Aim:
In the copy, include every entry exactly but none of the images.

---------- Input material ----------

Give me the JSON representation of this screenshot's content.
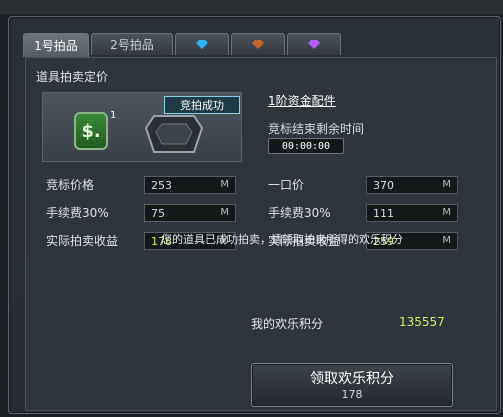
{
  "tabs": [
    {
      "label": "1号拍品",
      "active": true
    },
    {
      "label": "2号拍品",
      "active": false
    },
    {
      "icon": "blue-gem-icon",
      "color": "#2fb6ff"
    },
    {
      "icon": "orange-gem-icon",
      "color": "#c7652a"
    },
    {
      "icon": "purple-gem-icon",
      "color": "#b45cff"
    }
  ],
  "section_title": "道具拍卖定价",
  "item": {
    "success_badge": "竞拍成功",
    "icon_symbol": "$.",
    "count": "1",
    "name": "1阶资金配件"
  },
  "timer": {
    "label": "竞标结束剩余时间",
    "value": "00:00:00"
  },
  "bid": {
    "rows": [
      {
        "label": "竞标价格",
        "value": "253",
        "unit": "M"
      },
      {
        "label": "手续费30%",
        "value": "75",
        "unit": "M"
      },
      {
        "label": "实际拍卖收益",
        "value": "178",
        "unit": "M"
      }
    ]
  },
  "buyout": {
    "rows": [
      {
        "label": "一口价",
        "value": "370",
        "unit": "M"
      },
      {
        "label": "手续费30%",
        "value": "111",
        "unit": "M"
      },
      {
        "label": "实际拍卖收益",
        "value": "259",
        "unit": "M"
      }
    ]
  },
  "message": "您的道具已成功拍卖，请领取拍卖所得的欢乐积分",
  "points": {
    "label": "我的欢乐积分",
    "value": "135557"
  },
  "claim_button": {
    "label": "领取欢乐积分",
    "sub": "178"
  },
  "colors": {
    "accent_green": "#c8f26c",
    "badge_border": "#8ad0e6"
  }
}
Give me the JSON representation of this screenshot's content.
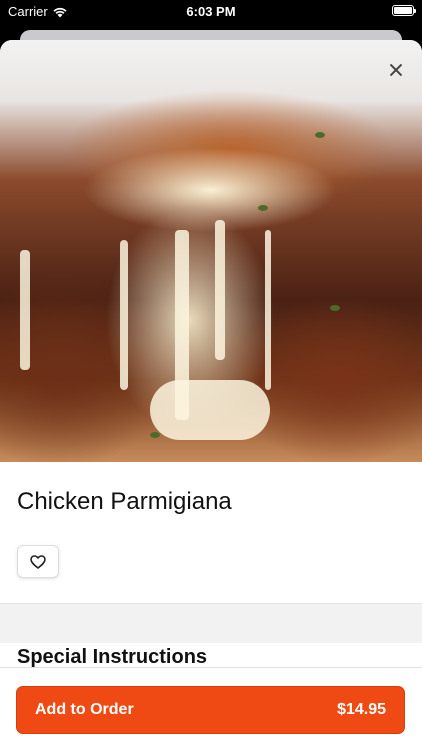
{
  "status_bar": {
    "carrier": "Carrier",
    "time": "6:03 PM",
    "icons": [
      "wifi-icon",
      "battery-icon"
    ]
  },
  "item": {
    "image_alt": "Chicken Parmigiana photo",
    "title": "Chicken Parmigiana",
    "favorite_icon": "heart-outline-icon"
  },
  "sections": {
    "special_instructions": "Special Instructions"
  },
  "order": {
    "button_label": "Add to Order",
    "price": "$14.95"
  },
  "colors": {
    "accent": "#f04a14",
    "text": "#111111",
    "divider_bg": "#f2f2f2"
  }
}
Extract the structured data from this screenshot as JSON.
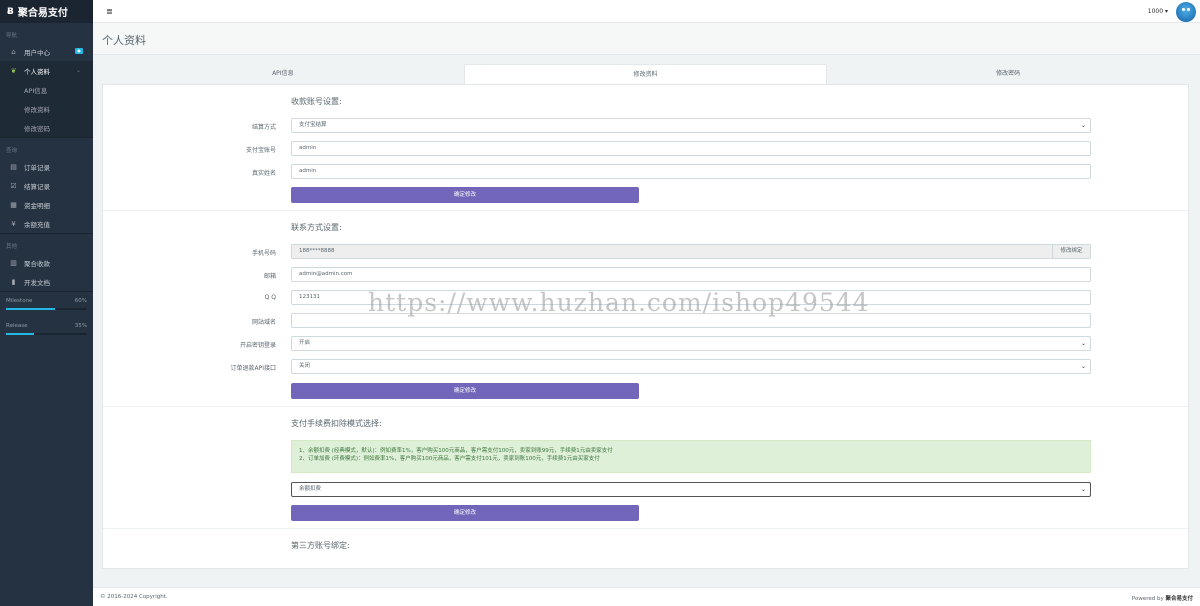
{
  "brand": {
    "logo": "Ƀ",
    "name": "聚合易支付"
  },
  "sidebar": {
    "sections": [
      {
        "head": "导航"
      },
      {
        "head": "查询"
      },
      {
        "head": "其他"
      }
    ],
    "nav_user_center": "用户中心",
    "nav_user_center_badge": "●",
    "nav_profile": "个人资料",
    "nav_profile_chevron": "⌄",
    "sub_items": [
      "API信息",
      "修改资料",
      "修改密码"
    ],
    "query_items": [
      "订单记录",
      "结算记录",
      "资金明细",
      "余额充值"
    ],
    "other_items": [
      "聚合收款",
      "开发文档"
    ],
    "progress": [
      {
        "label": "Milestone",
        "value": "60%",
        "fraction": 0.6
      },
      {
        "label": "Release",
        "value": "35%",
        "fraction": 0.35
      }
    ]
  },
  "header": {
    "menu_icon": "≣",
    "user": "1000 ▾"
  },
  "page": {
    "title": "个人资料"
  },
  "tabs": [
    "API信息",
    "修改资料",
    "修改密码"
  ],
  "settle": {
    "title": "收款账号设置:",
    "method_label": "结算方式",
    "method_value": "支付宝结算",
    "account_label": "支付宝账号",
    "account_value": "admin",
    "name_label": "真实姓名",
    "name_value": "admin",
    "submit": "确定修改"
  },
  "contact": {
    "title": "联系方式设置:",
    "phone_label": "手机号码",
    "phone_value": "188****8888",
    "phone_addon": "修改绑定",
    "email_label": "邮箱",
    "email_value": "admin@admin.com",
    "qq_label": "Q Q",
    "qq_value": "123131",
    "domain_label": "网站域名",
    "domain_value": "",
    "key_login_label": "开启密钥登录",
    "key_login_value": "开启",
    "refund_label": "订单退款API接口",
    "refund_value": "关闭",
    "submit": "确定修改"
  },
  "fee": {
    "title": "支付手续费扣除模式选择:",
    "note_1": "1、余额扣费 (经典模式，默认)：例如费率1%，客户购买100元商品，客户需支付100元，卖家到账99元，手续费1元由卖家支付",
    "note_2": "2、订单加费 (环费模式)：例如费率1%，客户购买100元商品，客户需支付101元，卖家到账100元，手续费1元由买家支付",
    "mode_value": "余额扣费",
    "submit": "确定修改"
  },
  "third_party": {
    "title": "第三方账号绑定:"
  },
  "footer": {
    "copyright": "© 2016-2024 Copyright.",
    "powered_prefix": "Powered by",
    "powered_name": "聚合易支付"
  },
  "watermark": "https://www.huzhan.com/ishop49544"
}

----------

Output:
Give me the JSON representation of this screenshot's content.
{
  "tabs": [
    {
      "label": "1号拍品",
      "active": true
    },
    {
      "label": "2号拍品",
      "active": false
    },
    {
      "icon": "blue-gem-icon",
      "color": "#2fb6ff"
    },
    {
      "icon": "orange-gem-icon",
      "color": "#c7652a"
    },
    {
      "icon": "purple-gem-icon",
      "color": "#b45cff"
    }
  ],
  "section_title": "道具拍卖定价",
  "item": {
    "success_badge": "竞拍成功",
    "icon_symbol": "$.",
    "count": "1",
    "name": "1阶资金配件"
  },
  "timer": {
    "label": "竞标结束剩余时间",
    "value": "00:00:00"
  },
  "bid": {
    "rows": [
      {
        "label": "竞标价格",
        "value": "253",
        "unit": "M"
      },
      {
        "label": "手续费30%",
        "value": "75",
        "unit": "M"
      },
      {
        "label": "实际拍卖收益",
        "value": "178",
        "unit": "M"
      }
    ]
  },
  "buyout": {
    "rows": [
      {
        "label": "一口价",
        "value": "370",
        "unit": "M"
      },
      {
        "label": "手续费30%",
        "value": "111",
        "unit": "M"
      },
      {
        "label": "实际拍卖收益",
        "value": "259",
        "unit": "M"
      }
    ]
  },
  "message": "您的道具已成功拍卖，请领取拍卖所得的欢乐积分",
  "points": {
    "label": "我的欢乐积分",
    "value": "135557"
  },
  "claim_button": {
    "label": "领取欢乐积分",
    "sub": "178"
  },
  "colors": {
    "accent_green": "#c8f26c",
    "badge_border": "#8ad0e6"
  }
}
Give me the JSON representation of this screenshot's content.
{
  "status_bar": {
    "carrier": "Carrier",
    "time": "6:03 PM",
    "icons": [
      "wifi-icon",
      "battery-icon"
    ]
  },
  "item": {
    "image_alt": "Chicken Parmigiana photo",
    "title": "Chicken Parmigiana",
    "favorite_icon": "heart-outline-icon"
  },
  "sections": {
    "special_instructions": "Special Instructions"
  },
  "order": {
    "button_label": "Add to Order",
    "price": "$14.95"
  },
  "colors": {
    "accent": "#f04a14",
    "text": "#111111",
    "divider_bg": "#f2f2f2"
  }
}
Extract the structured data from this screenshot as JSON.
{
  "brand": {
    "logo": "Ƀ",
    "name": "聚合易支付"
  },
  "sidebar": {
    "sections": [
      {
        "head": "导航"
      },
      {
        "head": "查询"
      },
      {
        "head": "其他"
      }
    ],
    "nav_user_center": "用户中心",
    "nav_user_center_badge": "●",
    "nav_profile": "个人资料",
    "nav_profile_chevron": "⌄",
    "sub_items": [
      "API信息",
      "修改资料",
      "修改密码"
    ],
    "query_items": [
      "订单记录",
      "结算记录",
      "资金明细",
      "余额充值"
    ],
    "other_items": [
      "聚合收款",
      "开发文档"
    ],
    "progress": [
      {
        "label": "Milestone",
        "value": "60%",
        "fraction": 0.6
      },
      {
        "label": "Release",
        "value": "35%",
        "fraction": 0.35
      }
    ]
  },
  "header": {
    "menu_icon": "≣",
    "user": "1000 ▾"
  },
  "page": {
    "title": "个人资料"
  },
  "tabs": [
    "API信息",
    "修改资料",
    "修改密码"
  ],
  "settle": {
    "title": "收款账号设置:",
    "method_label": "结算方式",
    "method_value": "支付宝结算",
    "account_label": "支付宝账号",
    "account_value": "admin",
    "name_label": "真实姓名",
    "name_value": "admin",
    "submit": "确定修改"
  },
  "contact": {
    "title": "联系方式设置:",
    "phone_label": "手机号码",
    "phone_value": "188****8888",
    "phone_addon": "修改绑定",
    "email_label": "邮箱",
    "email_value": "admin@admin.com",
    "qq_label": "Q Q",
    "qq_value": "123131",
    "domain_label": "网站域名",
    "domain_value": "",
    "key_login_label": "开启密钥登录",
    "key_login_value": "开启",
    "refund_label": "订单退款API接口",
    "refund_value": "关闭",
    "submit": "确定修改"
  },
  "fee": {
    "title": "支付手续费扣除模式选择:",
    "note_1": "1、余额扣费 (经典模式，默认)：例如费率1%，客户购买100元商品，客户需支付100元，卖家到账99元，手续费1元由卖家支付",
    "note_2": "2、订单加费 (环费模式)：例如费率1%，客户购买100元商品，客户需支付101元，卖家到账100元，手续费1元由买家支付",
    "mode_value": "余额扣费",
    "submit": "确定修改"
  },
  "third_party": {
    "title": "第三方账号绑定:"
  },
  "footer": {
    "copyright": "© 2016-2024 Copyright.",
    "powered_prefix": "Powered by",
    "powered_name": "聚合易支付"
  },
  "watermark": "https://www.huzhan.com/ishop49544"
}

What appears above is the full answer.